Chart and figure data
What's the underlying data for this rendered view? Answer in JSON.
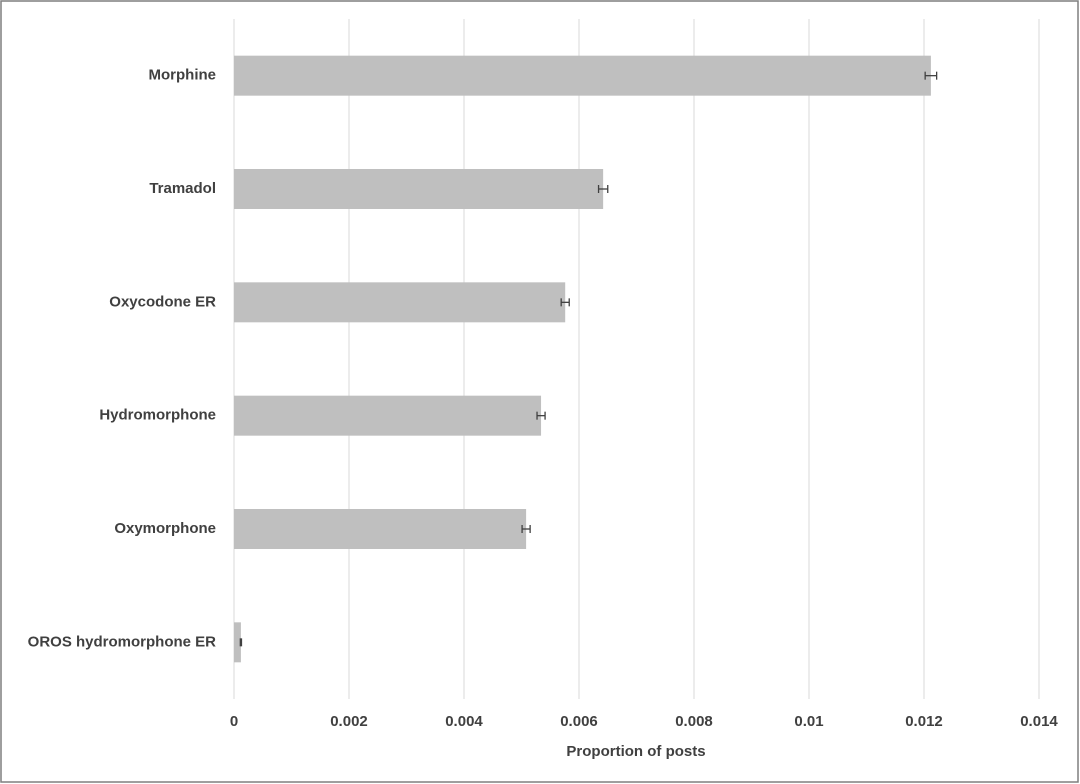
{
  "chart_data": {
    "type": "bar",
    "orientation": "horizontal",
    "x_label": "Proportion of posts",
    "categories": [
      "Morphine",
      "Tramadol",
      "Oxycodone ER",
      "Hydromorphone",
      "Oxymorphone",
      "OROS hydromorphone ER"
    ],
    "values": [
      0.01212,
      0.00642,
      0.00576,
      0.00534,
      0.00508,
      0.00012
    ],
    "errors": [
      0.0001,
      8e-05,
      7e-05,
      7e-05,
      7e-05,
      1e-05
    ],
    "color": "#bfbfbf",
    "error_color": "#404040",
    "xlim": [
      0,
      0.014
    ],
    "xticks": [
      0,
      0.002,
      0.004,
      0.006,
      0.008,
      0.01,
      0.012,
      0.014
    ],
    "grid": true
  }
}
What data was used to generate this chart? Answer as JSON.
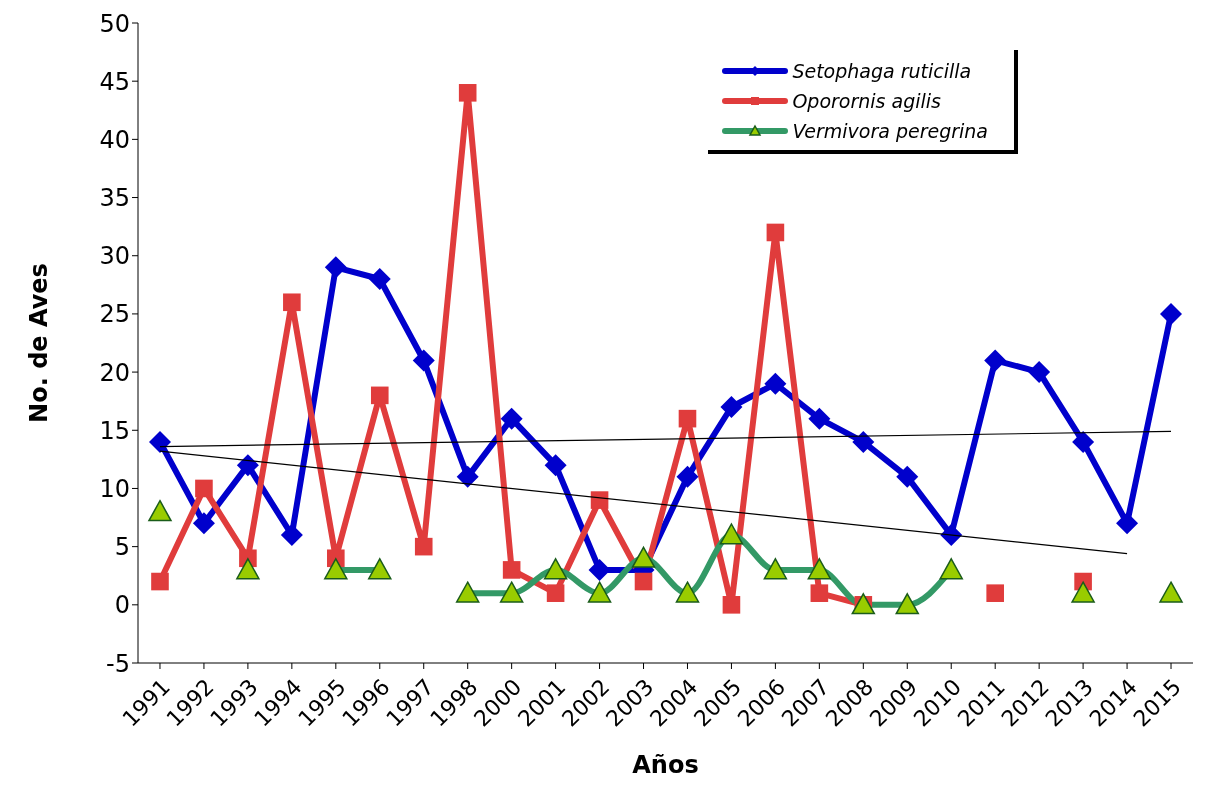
{
  "chart_data": {
    "type": "line",
    "xlabel": "Años",
    "ylabel": "No. de Aves",
    "categories": [
      "1991",
      "1992",
      "1993",
      "1994",
      "1995",
      "1996",
      "1997",
      "1998",
      "2000",
      "2001",
      "2002",
      "2003",
      "2004",
      "2005",
      "2006",
      "2007",
      "2008",
      "2009",
      "2010",
      "2011",
      "2012",
      "2013",
      "2014",
      "2015"
    ],
    "ylim": [
      -5,
      50
    ],
    "yticks": [
      -5,
      0,
      5,
      10,
      15,
      20,
      25,
      30,
      35,
      40,
      45,
      50
    ],
    "grid": false,
    "legend": "top right",
    "line_style": "solid",
    "series": [
      {
        "name": "Setophaga ruticilla",
        "color": "#0000cc",
        "marker": "diamond",
        "values": [
          14,
          7,
          12,
          6,
          29,
          28,
          21,
          11,
          16,
          12,
          3,
          3,
          11,
          17,
          19,
          16,
          14,
          11,
          6,
          21,
          20,
          14,
          7,
          25
        ]
      },
      {
        "name": "Oporornis agilis",
        "color": "#e03c3c",
        "marker": "square",
        "values": [
          2,
          10,
          4,
          26,
          4,
          18,
          5,
          44,
          3,
          1,
          9,
          2,
          16,
          0,
          32,
          1,
          0,
          null,
          null,
          1,
          null,
          2,
          null,
          null
        ]
      },
      {
        "name": "Vermivora peregrina",
        "color": "#339966",
        "marker": "triangle",
        "colors": [
          "#99cc00",
          null,
          "#99cc00",
          null,
          "#99cc00",
          "#99cc00",
          null,
          "#99cc00",
          "#99cc00",
          "#99cc00",
          "#99cc00",
          "#99cc00",
          "#99cc00",
          "#99cc00",
          "#99cc00",
          "#99cc00",
          "#99cc00",
          "#99cc00",
          "#99cc00",
          null,
          null,
          "#99cc00",
          null,
          "#99cc00"
        ],
        "values": [
          8,
          null,
          3,
          null,
          3,
          3,
          null,
          1,
          1,
          3,
          1,
          4,
          1,
          6,
          3,
          3,
          0,
          0,
          3,
          null,
          null,
          1,
          null,
          1
        ]
      },
      {
        "type": "line",
        "color": "#000000",
        "marker": "none",
        "values": [
          13.6,
          null,
          null,
          null,
          null,
          null,
          null,
          null,
          null,
          null,
          null,
          null,
          null,
          null,
          null,
          null,
          null,
          null,
          null,
          null,
          null,
          null,
          null,
          14.9
        ]
      },
      {
        "type": "line",
        "color": "#000000",
        "marker": "none",
        "values": [
          13.2,
          null,
          null,
          null,
          null,
          null,
          null,
          null,
          null,
          null,
          null,
          null,
          null,
          null,
          null,
          null,
          null,
          null,
          null,
          null,
          null,
          null,
          4.4,
          null
        ]
      }
    ]
  }
}
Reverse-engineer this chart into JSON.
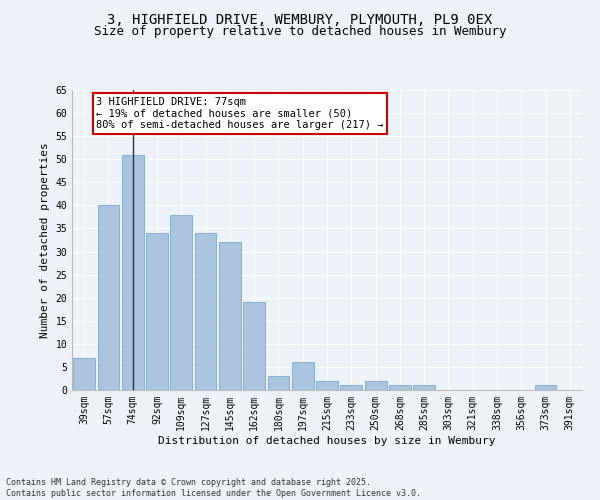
{
  "title1": "3, HIGHFIELD DRIVE, WEMBURY, PLYMOUTH, PL9 0EX",
  "title2": "Size of property relative to detached houses in Wembury",
  "xlabel": "Distribution of detached houses by size in Wembury",
  "ylabel": "Number of detached properties",
  "categories": [
    "39sqm",
    "57sqm",
    "74sqm",
    "92sqm",
    "109sqm",
    "127sqm",
    "145sqm",
    "162sqm",
    "180sqm",
    "197sqm",
    "215sqm",
    "233sqm",
    "250sqm",
    "268sqm",
    "285sqm",
    "303sqm",
    "321sqm",
    "338sqm",
    "356sqm",
    "373sqm",
    "391sqm"
  ],
  "values": [
    7,
    40,
    51,
    34,
    38,
    34,
    32,
    19,
    3,
    6,
    2,
    1,
    2,
    1,
    1,
    0,
    0,
    0,
    0,
    1,
    0
  ],
  "bar_color": "#aac4e0",
  "bar_edge_color": "#7aaace",
  "vline_x": 2,
  "vline_color": "#333333",
  "annotation_text": "3 HIGHFIELD DRIVE: 77sqm\n← 19% of detached houses are smaller (50)\n80% of semi-detached houses are larger (217) →",
  "annotation_box_color": "#ffffff",
  "annotation_box_edge_color": "#cc0000",
  "ylim": [
    0,
    65
  ],
  "yticks": [
    0,
    5,
    10,
    15,
    20,
    25,
    30,
    35,
    40,
    45,
    50,
    55,
    60,
    65
  ],
  "bg_color": "#edf2f9",
  "plot_bg_color": "#edf2f9",
  "footer1": "Contains HM Land Registry data © Crown copyright and database right 2025.",
  "footer2": "Contains public sector information licensed under the Open Government Licence v3.0.",
  "title_fontsize": 10,
  "subtitle_fontsize": 9,
  "tick_fontsize": 7,
  "axis_label_fontsize": 8,
  "annotation_fontsize": 7.5,
  "footer_fontsize": 6
}
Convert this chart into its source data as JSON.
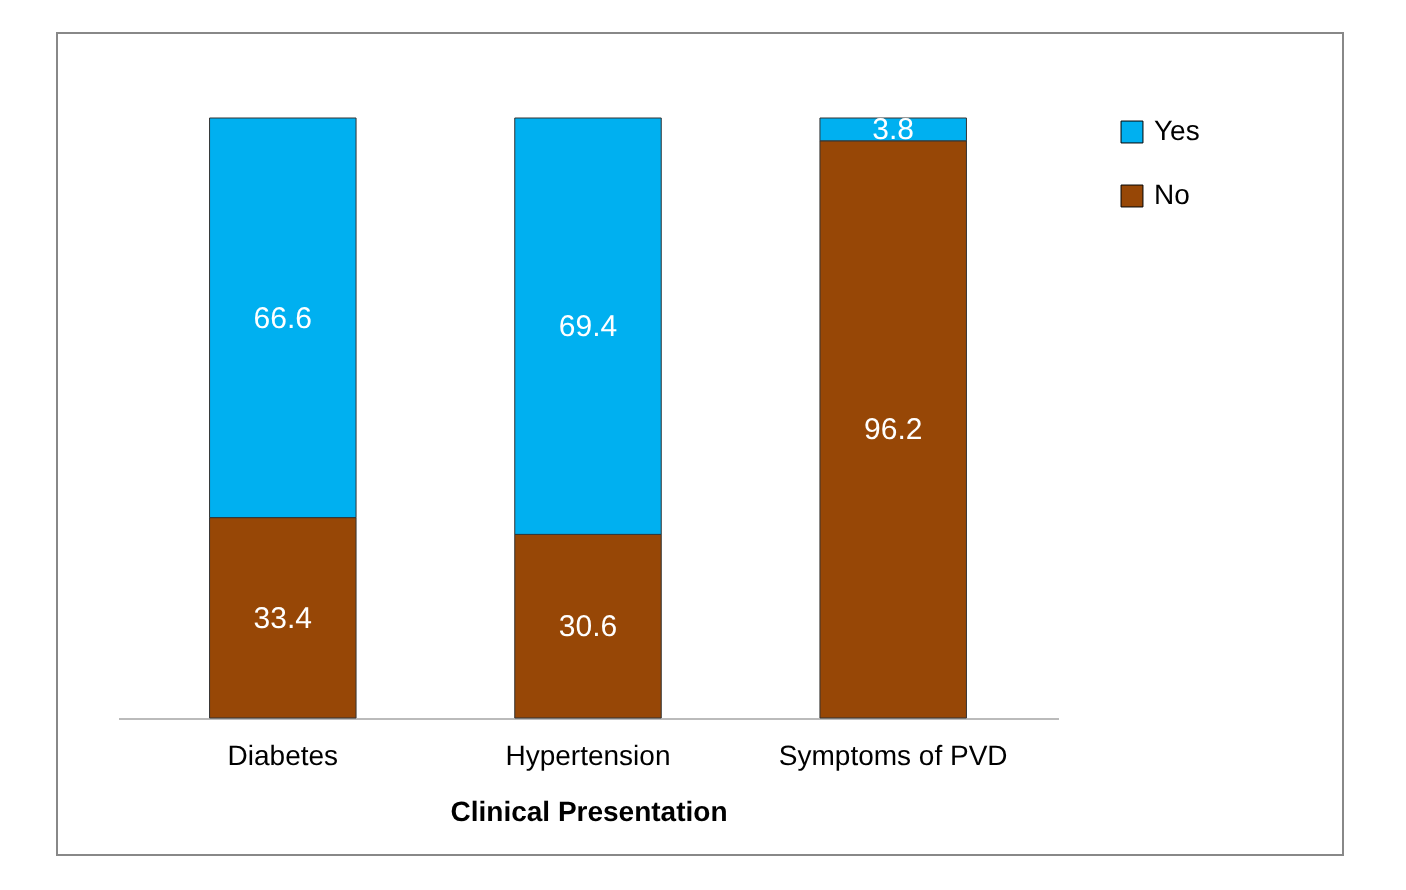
{
  "chart_data": {
    "type": "bar",
    "stacked": true,
    "categories": [
      "Diabetes",
      "Hypertension",
      "Symptoms of PVD"
    ],
    "xlabel": "Clinical Presentation",
    "data_labels": true,
    "legend": "right",
    "series": [
      {
        "name": "No",
        "color": "#974706",
        "values": [
          33.4,
          30.6,
          96.2
        ]
      },
      {
        "name": "Yes",
        "color": "#00b0f0",
        "values": [
          66.6,
          69.4,
          3.8
        ]
      }
    ]
  }
}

§ **WHAT YOU ARE ASKED TO DO**
Search the data above for the string "right" and return every line that has it.

§ **EXERCISE ANSWER**
    "legend": "top right",
  "footer1": "Contains HM Land Registry data © Crown copyright and database right 2025.",
    "legend": "right",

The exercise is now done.